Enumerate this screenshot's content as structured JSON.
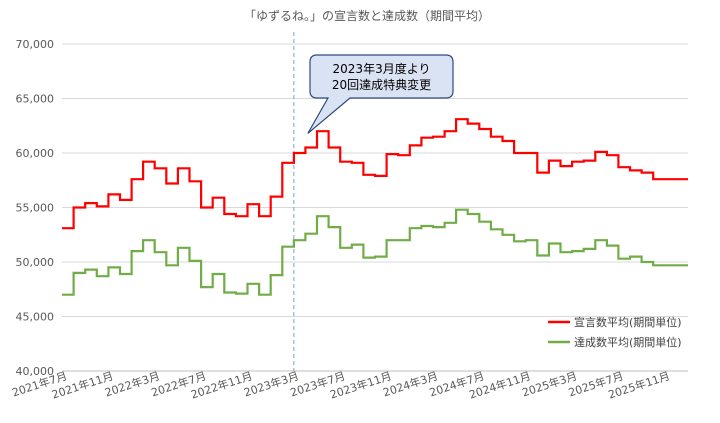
{
  "chart_data": {
    "type": "line",
    "title": "「ゆずるね。」の宣言数と達成数（期間平均）",
    "xlabel": "",
    "ylabel": "",
    "ylim": [
      40000,
      70000
    ],
    "yticks": [
      40000,
      45000,
      50000,
      55000,
      60000,
      65000,
      70000
    ],
    "ytick_labels": [
      "40,000",
      "45,000",
      "50,000",
      "55,000",
      "60,000",
      "65,000",
      "70,000"
    ],
    "step": true,
    "grid": "horizontal",
    "legend_position": "bottom-right",
    "x": [
      "2021年7月",
      "2021年8月",
      "2021年9月",
      "2021年10月",
      "2021年11月",
      "2021年12月",
      "2022年1月",
      "2022年2月",
      "2022年3月",
      "2022年4月",
      "2022年5月",
      "2022年6月",
      "2022年7月",
      "2022年8月",
      "2022年9月",
      "2022年10月",
      "2022年11月",
      "2022年12月",
      "2023年1月",
      "2023年2月",
      "2023年3月",
      "2023年4月",
      "2023年5月",
      "2023年6月",
      "2023年7月",
      "2023年8月",
      "2023年9月",
      "2023年10月",
      "2023年11月",
      "2023年12月",
      "2024年1月",
      "2024年2月",
      "2024年3月",
      "2024年4月",
      "2024年5月",
      "2024年6月",
      "2024年7月",
      "2024年8月",
      "2024年9月",
      "2024年10月",
      "2024年11月",
      "2024年12月",
      "2025年1月",
      "2025年2月",
      "2025年3月",
      "2025年4月",
      "2025年5月",
      "2025年6月",
      "2025年7月",
      "2025年8月",
      "2025年9月",
      "2025年10月",
      "2025年11月",
      "2025年12月"
    ],
    "xtick_labels": [
      "2021年7月",
      "2021年11月",
      "2022年3月",
      "2022年7月",
      "2022年11月",
      "2023年3月",
      "2023年7月",
      "2023年11月",
      "2024年3月",
      "2024年7月",
      "2024年11月",
      "2025年3月",
      "2025年7月",
      "2025年11月"
    ],
    "xtick_indices": [
      0,
      4,
      8,
      12,
      16,
      20,
      24,
      28,
      32,
      36,
      40,
      44,
      48,
      52
    ],
    "series": [
      {
        "name": "宣言数平均(期間単位)",
        "color": "#ff0000",
        "values": [
          53100,
          55000,
          55400,
          55100,
          56200,
          55700,
          57600,
          59200,
          58600,
          57200,
          58600,
          57400,
          55000,
          55900,
          54400,
          54200,
          55300,
          54200,
          56000,
          59100,
          60000,
          60500,
          62000,
          60500,
          59200,
          59100,
          58000,
          57900,
          59900,
          59800,
          60700,
          61400,
          61500,
          62000,
          63100,
          62700,
          62200,
          61500,
          61100,
          60000,
          60000,
          58200,
          59300,
          58800,
          59200,
          59300,
          60100,
          59800,
          58700,
          58400,
          58200,
          57600,
          57600,
          57600
        ]
      },
      {
        "name": "達成数平均(期間単位)",
        "color": "#70ad47",
        "values": [
          47000,
          49000,
          49300,
          48700,
          49500,
          48900,
          51000,
          52000,
          50900,
          49700,
          51300,
          50100,
          47700,
          48900,
          47200,
          47100,
          48000,
          47000,
          48800,
          51400,
          52000,
          52600,
          54200,
          53200,
          51300,
          51600,
          50400,
          50500,
          52000,
          52000,
          53100,
          53300,
          53200,
          53600,
          54800,
          54400,
          53700,
          53000,
          52500,
          51900,
          52000,
          50600,
          51700,
          50900,
          51000,
          51200,
          52000,
          51500,
          50300,
          50500,
          50000,
          49700,
          49700,
          49700
        ]
      }
    ],
    "annotation": {
      "lines": [
        "2023年3月度より",
        "20回達成特典変更"
      ],
      "at_x": "2023年3月",
      "marker": "vertical-dashed-line",
      "fill_color": "#dae3f3",
      "border_color": "#2f4b7c"
    }
  }
}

______

■ AIM ■
Write out each line of the data exactly; the images should be left out.

■ WRITTEN SOLUTION ■
Enumerate this screenshot's content as structured JSON.
{
  "chart_data": {
    "type": "line",
    "title": "「ゆずるね。」の宣言数と達成数（期間平均）",
    "xlabel": "",
    "ylabel": "",
    "ylim": [
      40000,
      70000
    ],
    "yticks": [
      40000,
      45000,
      50000,
      55000,
      60000,
      65000,
      70000
    ],
    "ytick_labels": [
      "40,000",
      "45,000",
      "50,000",
      "55,000",
      "60,000",
      "65,000",
      "70,000"
    ],
    "step": true,
    "grid": "horizontal",
    "legend_position": "bottom-right",
    "x": [
      "2021年7月",
      "2021年8月",
      "2021年9月",
      "2021年10月",
      "2021年11月",
      "2021年12月",
      "2022年1月",
      "2022年2月",
      "2022年3月",
      "2022年4月",
      "2022年5月",
      "2022年6月",
      "2022年7月",
      "2022年8月",
      "2022年9月",
      "2022年10月",
      "2022年11月",
      "2022年12月",
      "2023年1月",
      "2023年2月",
      "2023年3月",
      "2023年4月",
      "2023年5月",
      "2023年6月",
      "2023年7月",
      "2023年8月",
      "2023年9月",
      "2023年10月",
      "2023年11月",
      "2023年12月",
      "2024年1月",
      "2024年2月",
      "2024年3月",
      "2024年4月",
      "2024年5月",
      "2024年6月",
      "2024年7月",
      "2024年8月",
      "2024年9月",
      "2024年10月",
      "2024年11月",
      "2024年12月",
      "2025年1月",
      "2025年2月",
      "2025年3月",
      "2025年4月",
      "2025年5月",
      "2025年6月",
      "2025年7月",
      "2025年8月",
      "2025年9月",
      "2025年10月",
      "2025年11月",
      "2025年12月"
    ],
    "xtick_labels": [
      "2021年7月",
      "2021年11月",
      "2022年3月",
      "2022年7月",
      "2022年11月",
      "2023年3月",
      "2023年7月",
      "2023年11月",
      "2024年3月",
      "2024年7月",
      "2024年11月",
      "2025年3月",
      "2025年7月",
      "2025年11月"
    ],
    "xtick_indices": [
      0,
      4,
      8,
      12,
      16,
      20,
      24,
      28,
      32,
      36,
      40,
      44,
      48,
      52
    ],
    "series": [
      {
        "name": "宣言数平均(期間単位)",
        "color": "#ff0000",
        "values": [
          53100,
          55000,
          55400,
          55100,
          56200,
          55700,
          57600,
          59200,
          58600,
          57200,
          58600,
          57400,
          55000,
          55900,
          54400,
          54200,
          55300,
          54200,
          56000,
          59100,
          60000,
          60500,
          62000,
          60500,
          59200,
          59100,
          58000,
          57900,
          59900,
          59800,
          60700,
          61400,
          61500,
          62000,
          63100,
          62700,
          62200,
          61500,
          61100,
          60000,
          60000,
          58200,
          59300,
          58800,
          59200,
          59300,
          60100,
          59800,
          58700,
          58400,
          58200,
          57600,
          57600,
          57600
        ]
      },
      {
        "name": "達成数平均(期間単位)",
        "color": "#70ad47",
        "values": [
          47000,
          49000,
          49300,
          48700,
          49500,
          48900,
          51000,
          52000,
          50900,
          49700,
          51300,
          50100,
          47700,
          48900,
          47200,
          47100,
          48000,
          47000,
          48800,
          51400,
          52000,
          52600,
          54200,
          53200,
          51300,
          51600,
          50400,
          50500,
          52000,
          52000,
          53100,
          53300,
          53200,
          53600,
          54800,
          54400,
          53700,
          53000,
          52500,
          51900,
          52000,
          50600,
          51700,
          50900,
          51000,
          51200,
          52000,
          51500,
          50300,
          50500,
          50000,
          49700,
          49700,
          49700
        ]
      }
    ],
    "annotation": {
      "lines": [
        "2023年3月度より",
        "20回達成特典変更"
      ],
      "at_x": "2023年3月",
      "marker": "vertical-dashed-line",
      "fill_color": "#dae3f3",
      "border_color": "#2f4b7c"
    }
  }
}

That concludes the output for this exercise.